December 23, 2015 at 7:50 am
I read an article that LEAP and LAG reduces the efforts of writing code to do a self join in order to get data from previous or subsequent records. However, behind the scenes, is it doing a self join?
Thanks!
December 23, 2015 at 7:53 am
rs80 (12/23/2015)
I read an article that LEAP and LAG reduces the efforts of writing code to do a self join in order to get data from previous or subsequent records. However, behind the scenes, is it doing a self join?Thanks!
Not knowing what the source code looks like it is hard to say but it certainly isn't a self join. There are performance improvements using LEAD/LAG over the more traditional self join so it is obviously some other mechanism.
_______________________________________________________________
Need help? Help us help you.
Read the article at http://www.sqlservercentral.com/articles/Best+Practices/61537/ for best practices on asking questions.
Need to split a string? Try Jeff Modens splitter http://www.sqlservercentral.com/articles/Tally+Table/72993/.
Cross Tabs and Pivots, Part 1 – Converting Rows to Columns - http://www.sqlservercentral.com/articles/T-SQL/63681/
Cross Tabs and Pivots, Part 2 - Dynamic Cross Tabs - http://www.sqlservercentral.com/articles/Crosstab/65048/
Understanding and Using APPLY (Part 1) - http://www.sqlservercentral.com/articles/APPLY/69953/
Understanding and Using APPLY (Part 2) - http://www.sqlservercentral.com/articles/APPLY/69954/
December 23, 2015 at 8:07 am
Sorry, there isn't any source code that I have. It's more of a theoretical question. What's the best way to learn how these functions work behind the scenes? I would think a SQL Server book would have more information.

ACTIONS TO TAKE:
- 1) Answer these questions about the forum thread:
(a) What does the first post ask whether the functions might be doing behind the scenes?
(b) According to the reply, what do LEAD/LAG offer over the more traditional self join?
(c) In the final post, what kind of book does the poster think would have more information?
- 2) Copy everything in the listing from the line containing "data-point-4 bbox=[369, 452, 394, 477]" down to the line containing "data-point-4 bbox=[373, 641, 398, 666]", with both of those lines included.
The forum thread and the listing have nothing to do with each other.

MATERIAL TO PROCESS:

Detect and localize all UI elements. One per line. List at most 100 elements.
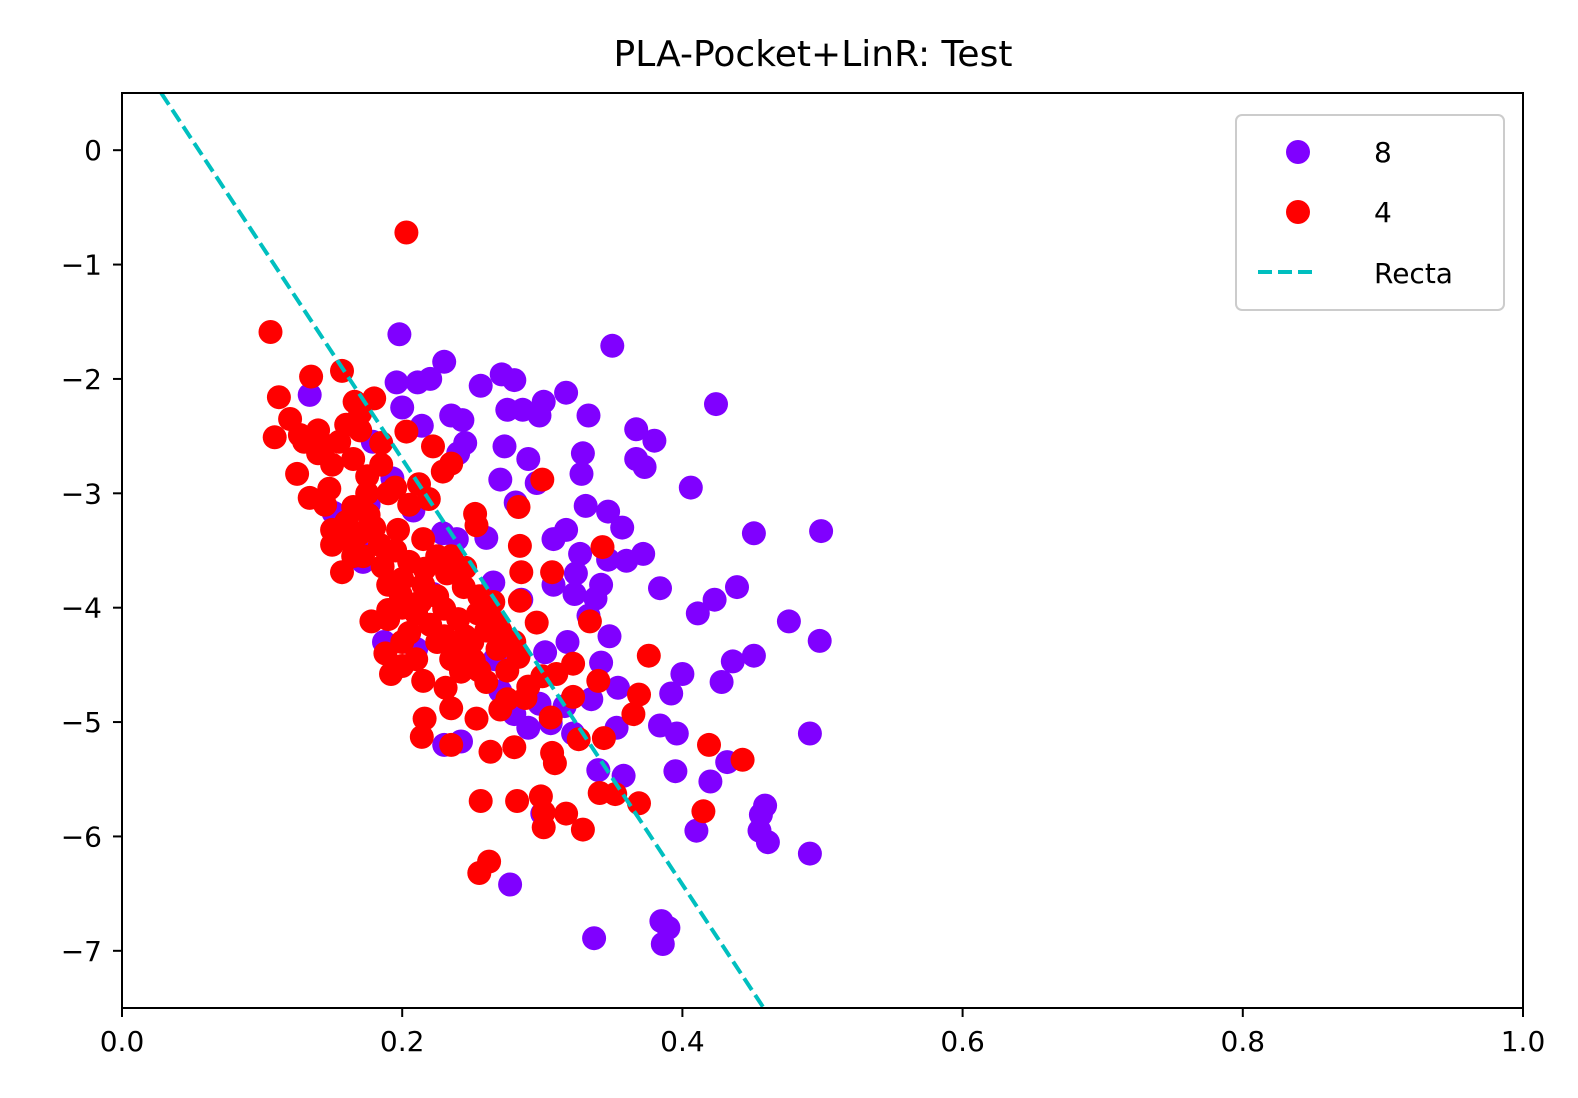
data-point-4 bbox=[369, 452, 394, 477]
data-point-4 bbox=[530, 467, 555, 492]
data-point-4 bbox=[394, 419, 419, 444]
data-point-8 bbox=[631, 541, 656, 566]
data-point-4 bbox=[502, 630, 527, 654]
legend-label-8: 8 bbox=[1374, 136, 1392, 169]
data-point-4 bbox=[376, 572, 401, 597]
y-tick-label: 0 bbox=[84, 134, 102, 167]
data-point-8 bbox=[533, 640, 558, 665]
data-point-8 bbox=[569, 461, 594, 486]
legend-marker-4 bbox=[1286, 200, 1310, 224]
data-point-4 bbox=[386, 517, 410, 542]
data-point-4 bbox=[373, 641, 398, 666]
data-point-4 bbox=[430, 459, 455, 484]
data-point-8 bbox=[755, 830, 780, 855]
data-point-4 bbox=[320, 452, 345, 477]
data-point-8 bbox=[468, 373, 493, 398]
x-axis: 0.0 0.2 0.4 0.6 0.8 1.0 bbox=[100, 1008, 1546, 1058]
data-point-4 bbox=[355, 481, 380, 506]
data-point-8 bbox=[797, 841, 822, 866]
data-point-8 bbox=[450, 408, 475, 433]
data-point-4 bbox=[460, 630, 485, 654]
data-point-4 bbox=[412, 706, 437, 731]
y-axis: 0 −1 −2 −3 −4 −5 −6 −7 bbox=[61, 134, 122, 968]
data-point-8 bbox=[516, 715, 541, 740]
x-tick-label: 0.2 bbox=[380, 1025, 425, 1058]
data-point-8 bbox=[698, 769, 723, 794]
data-point-8 bbox=[390, 395, 415, 420]
data-point-4 bbox=[390, 595, 415, 620]
legend-label-recta: Recta bbox=[1374, 257, 1453, 290]
y-tick-label: −5 bbox=[61, 706, 102, 739]
data-point-8 bbox=[741, 521, 766, 546]
data-point-4 bbox=[542, 751, 567, 776]
data-point-8 bbox=[725, 575, 749, 600]
data-point-8 bbox=[685, 601, 710, 626]
data-point-4 bbox=[524, 610, 549, 635]
y-tick-label: −4 bbox=[61, 592, 102, 625]
data-point-4 bbox=[313, 492, 338, 517]
x-tick-label: 1.0 bbox=[1501, 1025, 1546, 1058]
data-point-4 bbox=[439, 732, 464, 757]
data-point-4 bbox=[538, 705, 563, 730]
data-point-8 bbox=[807, 628, 832, 653]
data-point-8 bbox=[541, 527, 566, 552]
data-point-8 bbox=[642, 428, 667, 453]
data-point-4 bbox=[478, 739, 503, 764]
y-tick-label: −1 bbox=[61, 249, 102, 282]
data-point-4 bbox=[561, 684, 586, 709]
data-point-8 bbox=[582, 926, 607, 951]
data-point-4 bbox=[306, 418, 331, 443]
legend-marker-8 bbox=[1286, 140, 1310, 164]
data-point-4 bbox=[262, 425, 287, 450]
data-point-8 bbox=[297, 382, 322, 407]
data-point-4 bbox=[299, 364, 324, 389]
data-point-8 bbox=[573, 493, 598, 518]
data-point-4 bbox=[468, 789, 493, 813]
data-point-4 bbox=[730, 747, 755, 772]
data-point-4 bbox=[397, 492, 422, 517]
data-point-4 bbox=[411, 527, 436, 552]
x-tick-label: 0.6 bbox=[940, 1025, 985, 1058]
data-point-8 bbox=[492, 434, 517, 459]
data-point-8 bbox=[659, 681, 684, 706]
data-point-8 bbox=[418, 366, 443, 391]
data-point-4 bbox=[362, 515, 387, 540]
data-point-4 bbox=[383, 475, 408, 500]
data-point-4 bbox=[464, 706, 489, 731]
data-point-8 bbox=[579, 687, 604, 712]
data-point-4 bbox=[507, 588, 532, 613]
data-point-8 bbox=[554, 380, 579, 405]
data-point-8 bbox=[704, 392, 728, 417]
legend-frame bbox=[1235, 114, 1505, 311]
data-point-8 bbox=[797, 721, 822, 746]
legend: 8 4 Recta bbox=[1235, 114, 1505, 311]
data-point-4 bbox=[691, 799, 716, 824]
data-point-8 bbox=[568, 541, 593, 566]
data-point-8 bbox=[610, 515, 635, 540]
data-point-4 bbox=[477, 849, 502, 874]
data-point-4 bbox=[627, 682, 651, 707]
data-point-4 bbox=[266, 385, 291, 410]
data-point-4 bbox=[506, 495, 531, 519]
data-point-4 bbox=[697, 732, 721, 757]
data-point-8 bbox=[563, 561, 588, 586]
data-point-8 bbox=[624, 417, 649, 442]
data-point-8 bbox=[384, 370, 409, 395]
data-point-4 bbox=[320, 532, 345, 557]
data-point-4 bbox=[554, 801, 579, 826]
data-point-4 bbox=[540, 560, 565, 585]
data-point-8 bbox=[650, 932, 675, 956]
y-tick-label: −2 bbox=[61, 363, 102, 396]
data-point-4 bbox=[636, 643, 661, 668]
data-point-8 bbox=[648, 576, 672, 601]
data-point-8 bbox=[589, 650, 614, 675]
data-point-4 bbox=[285, 461, 310, 486]
data-point-8 bbox=[600, 333, 625, 358]
data-point-4 bbox=[467, 658, 492, 683]
data-point-8 bbox=[776, 609, 801, 634]
y-tick-label: −7 bbox=[61, 935, 102, 968]
data-point-8 bbox=[498, 872, 523, 897]
data-point-4 bbox=[488, 697, 513, 722]
data-point-4 bbox=[327, 429, 352, 454]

OUTPUTS BY TASK:
- 1)
(a) A self join.
(b) Performance improvements.
(c) A SQL Server book.

- 2)
data-point-4 bbox=[369, 452, 394, 477]
data-point-4 bbox=[530, 467, 555, 492]
data-point-4 bbox=[394, 419, 419, 444]
data-point-8 bbox=[631, 541, 656, 566]
data-point-4 bbox=[502, 630, 527, 654]
legend-label-8: 8 bbox=[1374, 136, 1392, 169]
data-point-4 bbox=[376, 572, 401, 597]
y-tick-label: 0 bbox=[84, 134, 102, 167]
data-point-8 bbox=[533, 640, 558, 665]
data-point-8 bbox=[569, 461, 594, 486]
legend-marker-4 bbox=[1286, 200, 1310, 224]
data-point-4 bbox=[386, 517, 410, 542]
data-point-4 bbox=[373, 641, 398, 666]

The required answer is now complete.